## PROVIDED RECORDS:

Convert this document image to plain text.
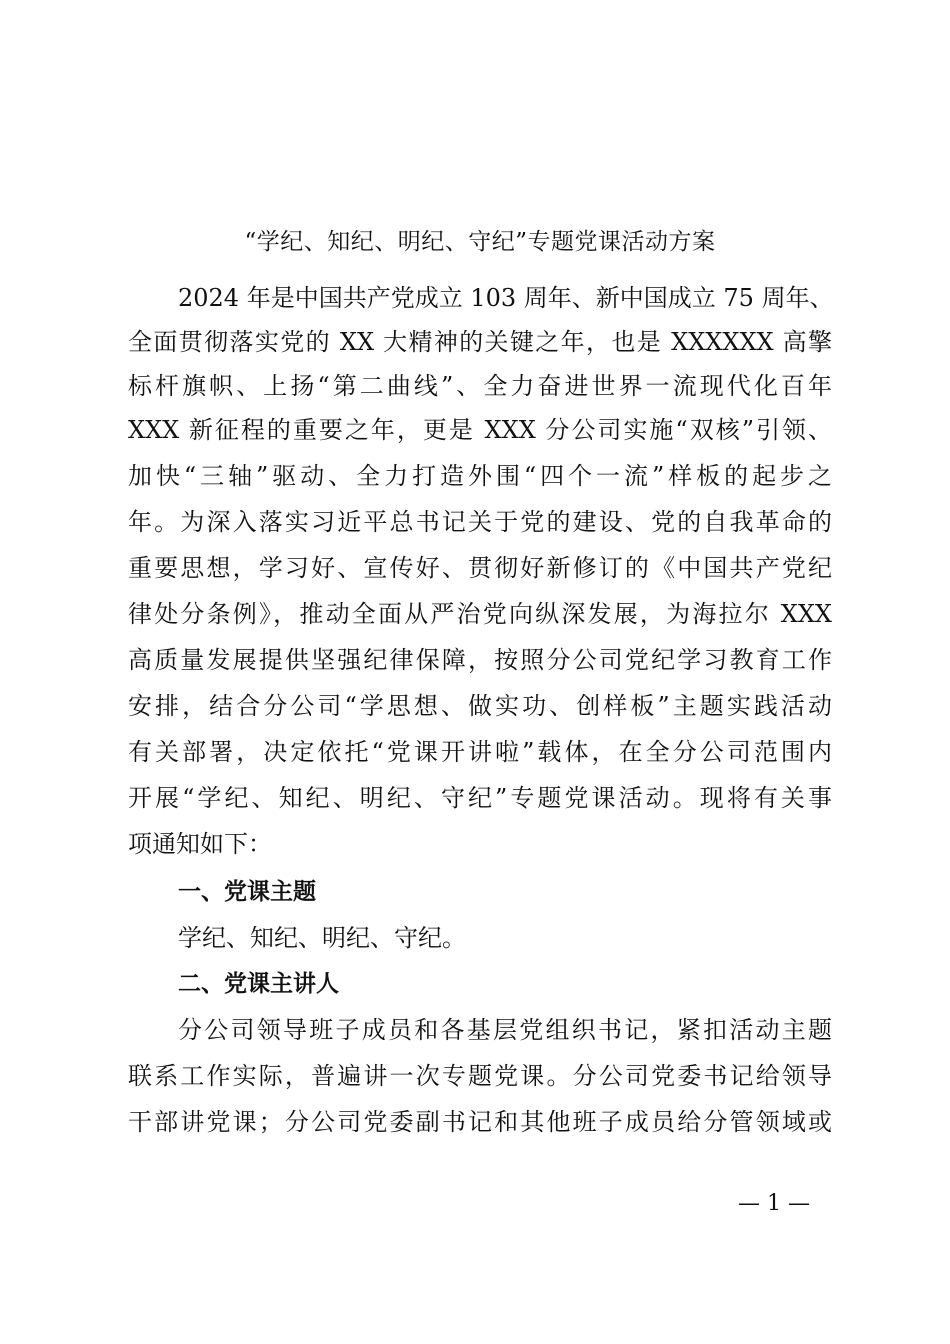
“学纪、知纪、明纪、守纪”专题党课活动方案
2024 年是中国共产党成立 103 周年、新中国成立 75 周年、
全面贯彻落实党的 XX 大精神的关键之年，也是 XXXXXX 高擎
标杆旗帜、上扬“第二曲线”、全力奋进世界一流现代化百年
XXX 新征程的重要之年，更是 XXX 分公司实施“双核”引领、
加快“三轴”驱动、全力打造外围“四个一流”样板的起步之
年。为深入落实习近平总书记关于党的建设、党的自我革命的
重要思想，学习好、宣传好、贯彻好新修订的《中国共产党纪
律处分条例》，推动全面从严治党向纵深发展，为海拉尔 XXX
高质量发展提供坚强纪律保障，按照分公司党纪学习教育工作
安排，结合分公司“学思想、做实功、创样板”主题实践活动
有关部署，决定依托“党课开讲啦”载体，在全分公司范围内
开展“学纪、知纪、明纪、守纪”专题党课活动。现将有关事
项通知如下：
一、党课主题
学纪、知纪、明纪、守纪。
二、党课主讲人
分公司领导班子成员和各基层党组织书记，紧扣活动主题
联系工作实际，普遍讲一次专题党课。分公司党委书记给领导
干部讲党课；分公司党委副书记和其他班子成员给分管领域或
— 1 —
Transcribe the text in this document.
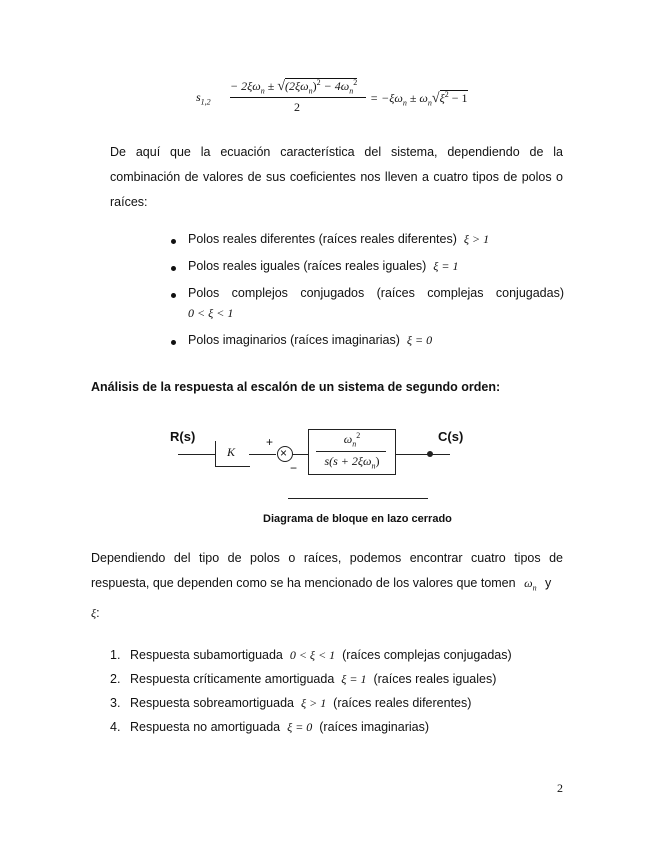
$s_{1,2}$
− $2\xi\omega_n \pm √(2\xi\omega_n)^2 - 4\omega_n^2$
2
= $-\xi\omega_n \pm \omega_n√\xi^2 - 1$
De aquí que la ecuación característica del sistema, dependiendo de la
combinación de valores de sus coeficientes nos lleven a cuatro tipos de polos o
raíces:
Polos reales diferentes (raíces reales diferentes) ξ > 1
Polos reales iguales (raíces reales iguales) ξ = 1
Polos complejos conjugados (raíces complejas conjugadas)
0 < ξ < 1
Polos imaginarios (raíces imaginarias) ξ = 0
Análisis de la respuesta al escalón de un sistema de segundo orden:
R(s)
K
+
×
−
$\omega_n^2$
$s(s + 2\xi\omega_n)$
C(s)
Diagrama de bloque en lazo cerrado
Dependiendo del tipo de polos o raíces, podemos encontrar cuatro tipos de
respuesta, que dependen como se ha mencionado de los valores que tomen $\omega_n$ y
ξ:
1. Respuesta subamortiguada 0 < ξ < 1 (raíces complejas conjugadas)
2. Respuesta críticamente amortiguada ξ = 1 (raíces reales iguales)
3. Respuesta sobreamortiguada ξ > 1 (raíces reales diferentes)
4. Respuesta no amortiguada ξ = 0 (raíces imaginarias)
2
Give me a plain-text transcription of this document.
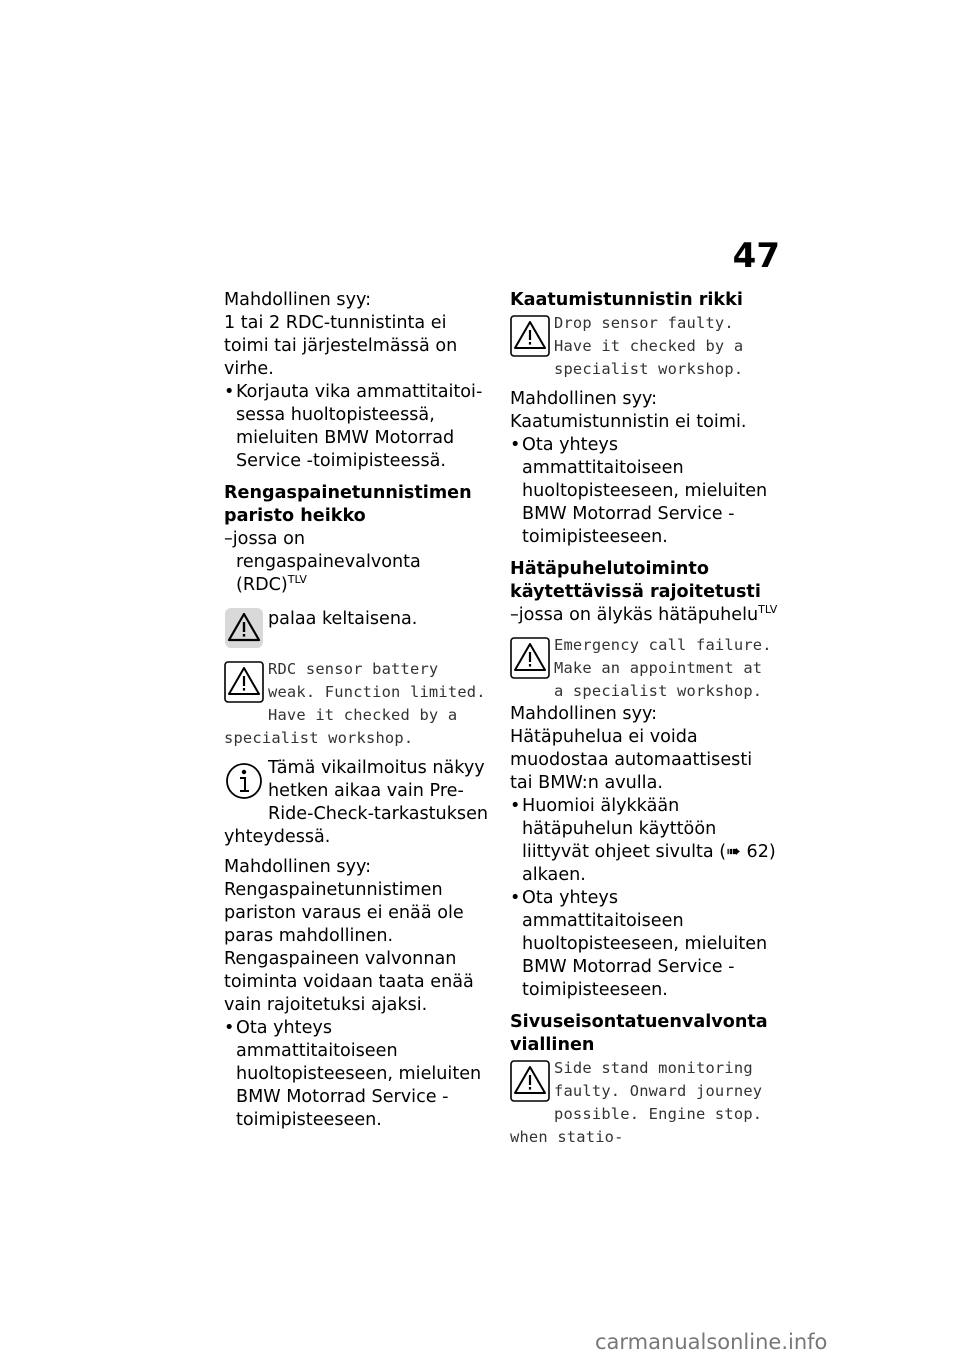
47

Mahdollinen syy:

1 tai 2 RDC-tunnistinta ei toimi tai järjestelmässä on virhe.

• Korjauta vika ammattitaitoi-sessa huoltopisteessä, mieluiten BMW Motorrad Service -toimipisteessä.

Rengaspainetunnistimen paristo heikko

–jossa on rengaspainevalvonta (RDC)$^{TLV}$

palaa keltaisena.

RDC sensor battery weak. Function limited. Have it checked by a specialist workshop.

Tämä vikailmoitus näkyy hetken aikaa vain Pre-Ride-Check-tarkastuksen yhteydessä.

Mahdollinen syy:

Rengaspainetunnistimen pariston varaus ei enää ole paras mahdollinen. Rengaspaineen valvonnan toiminta voidaan taata enää vain rajoitetuksi ajaksi.

• Ota yhteys ammattitaitoiseen huoltopisteeseen, mieluiten BMW Motorrad Service -toimipisteeseen.

Kaatumistunnistin rikki

Drop sensor faulty. Have it checked by a specialist workshop.

Mahdollinen syy:

Kaatumistunnistin ei toimi.

• Ota yhteys ammattitaitoiseen huoltopisteeseen, mieluiten BMW Motorrad Service -toimipisteeseen.

Hätäpuhelutoiminto käytettävissä rajoitetusti

–jossa on älykäs hätäpuhelu$^{TLV}$

Emergency call failure. Make an appointment at a specialist workshop.

Mahdollinen syy:

Hätäpuhelua ei voida muodostaa automaattisesti tai BMW:n avulla.

• Huomioi älykkään hätäpuhelun käyttöön liittyvät ohjeet sivulta (➠ 62) alkaen.

• Ota yhteys ammattitaitoiseen huoltopisteeseen, mieluiten BMW Motorrad Service -toimipisteeseen.

Sivuseisontatuenvalvonta viallinen

Side stand monitoring faulty. Onward journey possible. Engine stop. when statio-

carmanualsonline.info
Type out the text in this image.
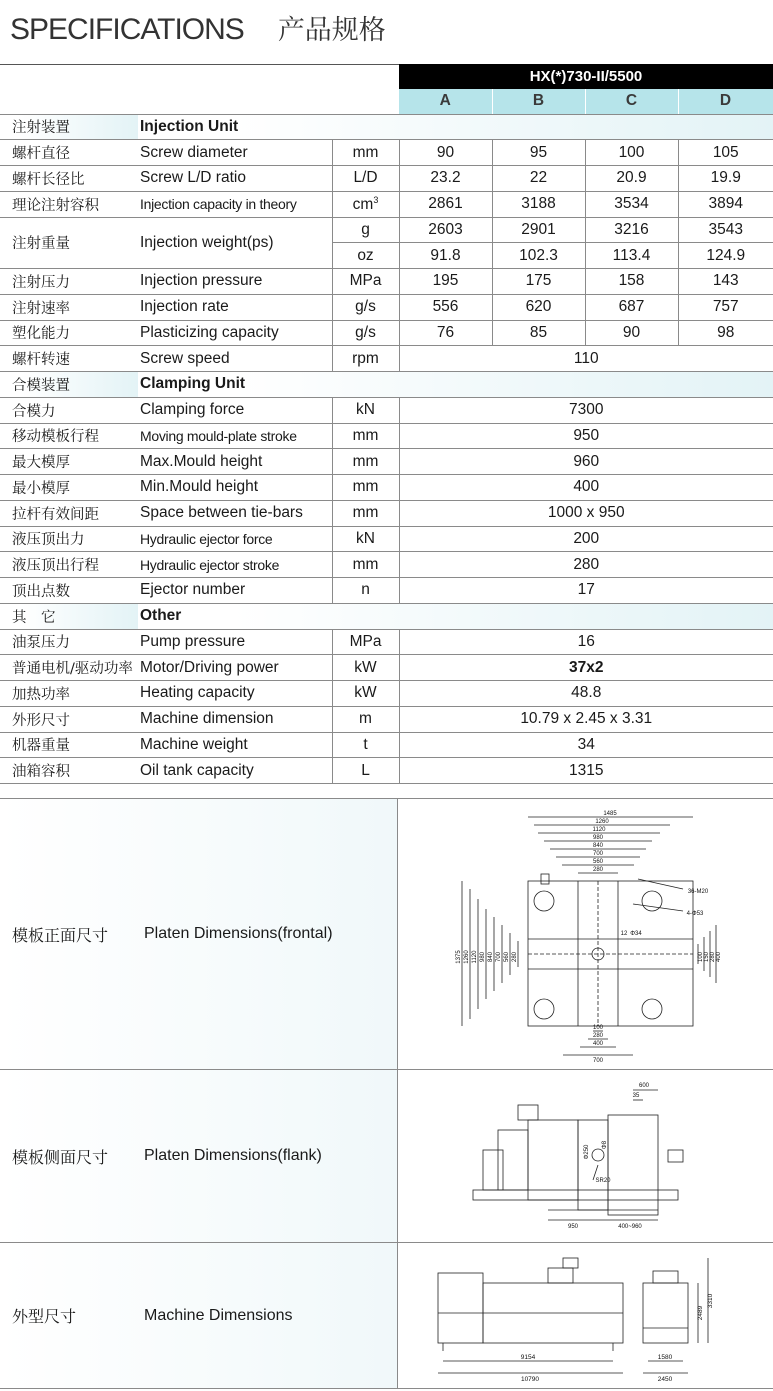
SPECIFICATIONS 产品规格
			HX(*)730-II/5500			
			A	B	C	D
注射装置	Injection Unit					
螺杆直径	Screw diameter	mm	90	95	100	105
螺杆长径比	Screw L/D ratio	L/D	23.2	22	20.9	19.9
理论注射容积	Injection capacity in theory	$cm^3$	2861	3188	3534	3894
注射重量	Injection weight(ps)	g	2603	2901	3216	3543
		oz	91.8	102.3	113.4	124.9
注射压力	Injection pressure	MPa	195	175	158	143
注射速率	Injection rate	g/s	556	620	687	757
塑化能力	Plasticizing capacity	g/s	76	85	90	98
螺杆转速	Screw speed	rpm	110			
合模装置	Clamping Unit					
合模力	Clamping force	kN	7300			
移动模板行程	Moving mould-plate stroke	mm	950			
最大模厚	Max.Mould height	mm	960			
最小模厚	Min.Mould height	mm	400			
拉杆有效间距	Space between tie-bars	mm	1000 x 950			
液压顶出力	Hydraulic ejector force	kN	200			
液压顶出行程	Hydraulic ejector stroke	mm	280			
顶出点数	Ejector number	n	17			
其　它	Other					
油泵压力	Pump pressure	MPa	16			
普通电机/驱动功率	Motor/Driving power	kW	37x2			
加热功率	Heating capacity	kW	48.8			
外形尺寸	Machine dimension	m	10.79 x 2.45 x 3.31			
机器重量	Machine weight	t	34			
油箱容积	Oil tank capacity	L	1315			
模板正面尺寸	Platen Dimensions(frontal)
1485
1260
1120
980
840
700
560
280
100
280
400
700
1375 1260 1120 980 840 700 560 280	100 150 280 400
36-M20
4-Φ53
Φ34
12
模板侧面尺寸	Platen Dimensions(flank)
600
35
Φ250 Φ8
SR20
950	400~960
外型尺寸	Machine Dimensions
9154
10790
1580
2450
2489
3310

## TASK DESCRIPTION:
Copy the listing word for word, excluding its pictures.

## COMPLETE ANSWER:
Convert this document image to plain text.
“学纪、知纪、明纪、守纪”专题党课活动方案
2024 年是中国共产党成立 103 周年、新中国成立 75 周年、
全面贯彻落实党的 XX 大精神的关键之年，也是 XXXXXX 高擎
标杆旗帜、上扬“第二曲线”、全力奋进世界一流现代化百年
XXX 新征程的重要之年，更是 XXX 分公司实施“双核”引领、
加快“三轴”驱动、全力打造外围“四个一流”样板的起步之
年。为深入落实习近平总书记关于党的建设、党的自我革命的
重要思想，学习好、宣传好、贯彻好新修订的《中国共产党纪
律处分条例》，推动全面从严治党向纵深发展，为海拉尔 XXX
高质量发展提供坚强纪律保障，按照分公司党纪学习教育工作
安排，结合分公司“学思想、做实功、创样板”主题实践活动
有关部署，决定依托“党课开讲啦”载体，在全分公司范围内
开展“学纪、知纪、明纪、守纪”专题党课活动。现将有关事
项通知如下：
一、党课主题
学纪、知纪、明纪、守纪。
二、党课主讲人
分公司领导班子成员和各基层党组织书记，紧扣活动主题
联系工作实际，普遍讲一次专题党课。分公司党委书记给领导
干部讲党课；分公司党委副书记和其他班子成员给分管领域或
— 1 —
Transcribe the text in this document.
$s_{1,2}$
− $2\xi\omega_n \pm √(2\xi\omega_n)^2 - 4\omega_n^2$
2
= $-\xi\omega_n \pm \omega_n√\xi^2 - 1$
De aquí que la ecuación característica del sistema, dependiendo de la
combinación de valores de sus coeficientes nos lleven a cuatro tipos de polos o
raíces:
Polos reales diferentes (raíces reales diferentes) ξ > 1
Polos reales iguales (raíces reales iguales) ξ = 1
Polos complejos conjugados (raíces complejas conjugadas)
0 < ξ < 1
Polos imaginarios (raíces imaginarias) ξ = 0
Análisis de la respuesta al escalón de un sistema de segundo orden:
R(s)
K
+
×
−
$\omega_n^2$
$s(s + 2\xi\omega_n)$
C(s)
Diagrama de bloque en lazo cerrado
Dependiendo del tipo de polos o raíces, podemos encontrar cuatro tipos de
respuesta, que dependen como se ha mencionado de los valores que tomen $\omega_n$ y
ξ:
1. Respuesta subamortiguada 0 < ξ < 1 (raíces complejas conjugadas)
2. Respuesta críticamente amortiguada ξ = 1 (raíces reales iguales)
3. Respuesta sobreamortiguada ξ > 1 (raíces reales diferentes)
4. Respuesta no amortiguada ξ = 0 (raíces imaginarias)
2
Give me a plain-text transcription of this document.
47

Mahdollinen syy:

1 tai 2 RDC-tunnistinta ei toimi tai järjestelmässä on virhe.

• Korjauta vika ammattitaitoi-sessa huoltopisteessä, mieluiten BMW Motorrad Service -toimipisteessä.

Rengaspainetunnistimen paristo heikko

–jossa on rengaspainevalvonta (RDC)$^{TLV}$

palaa keltaisena.

RDC sensor battery weak. Function limited. Have it checked by a specialist workshop.

Tämä vikailmoitus näkyy hetken aikaa vain Pre-Ride-Check-tarkastuksen yhteydessä.

Mahdollinen syy:

Rengaspainetunnistimen pariston varaus ei enää ole paras mahdollinen. Rengaspaineen valvonnan toiminta voidaan taata enää vain rajoitetuksi ajaksi.

• Ota yhteys ammattitaitoiseen huoltopisteeseen, mieluiten BMW Motorrad Service -toimipisteeseen.

Kaatumistunnistin rikki

Drop sensor faulty. Have it checked by a specialist workshop.

Mahdollinen syy:

Kaatumistunnistin ei toimi.

• Ota yhteys ammattitaitoiseen huoltopisteeseen, mieluiten BMW Motorrad Service -toimipisteeseen.

Hätäpuhelutoiminto käytettävissä rajoitetusti

–jossa on älykäs hätäpuhelu$^{TLV}$

Emergency call failure. Make an appointment at a specialist workshop.

Mahdollinen syy:

Hätäpuhelua ei voida muodostaa automaattisesti tai BMW:n avulla.

• Huomioi älykkään hätäpuhelun käyttöön liittyvät ohjeet sivulta (➠ 62) alkaen.

• Ota yhteys ammattitaitoiseen huoltopisteeseen, mieluiten BMW Motorrad Service -toimipisteeseen.

Sivuseisontatuenvalvonta viallinen

Side stand monitoring faulty. Onward journey possible. Engine stop. when statio-

carmanualsonline.info
Type out the text in this image.
SPECIFICATIONS 产品规格
			HX(*)730-II/5500			
			A	B	C	D
注射装置	Injection Unit					
螺杆直径	Screw diameter	mm	90	95	100	105
螺杆长径比	Screw L/D ratio	L/D	23.2	22	20.9	19.9
理论注射容积	Injection capacity in theory	$cm^3$	2861	3188	3534	3894
注射重量	Injection weight(ps)	g	2603	2901	3216	3543
		oz	91.8	102.3	113.4	124.9
注射压力	Injection pressure	MPa	195	175	158	143
注射速率	Injection rate	g/s	556	620	687	757
塑化能力	Plasticizing capacity	g/s	76	85	90	98
螺杆转速	Screw speed	rpm	110			
合模装置	Clamping Unit					
合模力	Clamping force	kN	7300			
移动模板行程	Moving mould-plate stroke	mm	950			
最大模厚	Max.Mould height	mm	960			
最小模厚	Min.Mould height	mm	400			
拉杆有效间距	Space between tie-bars	mm	1000 x 950			
液压顶出力	Hydraulic ejector force	kN	200			
液压顶出行程	Hydraulic ejector stroke	mm	280			
顶出点数	Ejector number	n	17			
其　它	Other					
油泵压力	Pump pressure	MPa	16			
普通电机/驱动功率	Motor/Driving power	kW	37x2			
加热功率	Heating capacity	kW	48.8			
外形尺寸	Machine dimension	m	10.79 x 2.45 x 3.31			
机器重量	Machine weight	t	34			
油箱容积	Oil tank capacity	L	1315			
模板正面尺寸	Platen Dimensions(frontal)
1485
1260
1120
980
840
700
560
280
100
280
400
700
1375 1260 1120 980 840 700 560 280	100 150 280 400
36-M20
4-Φ53
Φ34
12
模板侧面尺寸	Platen Dimensions(flank)
600
35
Φ250 Φ8
SR20
950	400~960
外型尺寸	Machine Dimensions
9154
10790
1580
2450
2489
3310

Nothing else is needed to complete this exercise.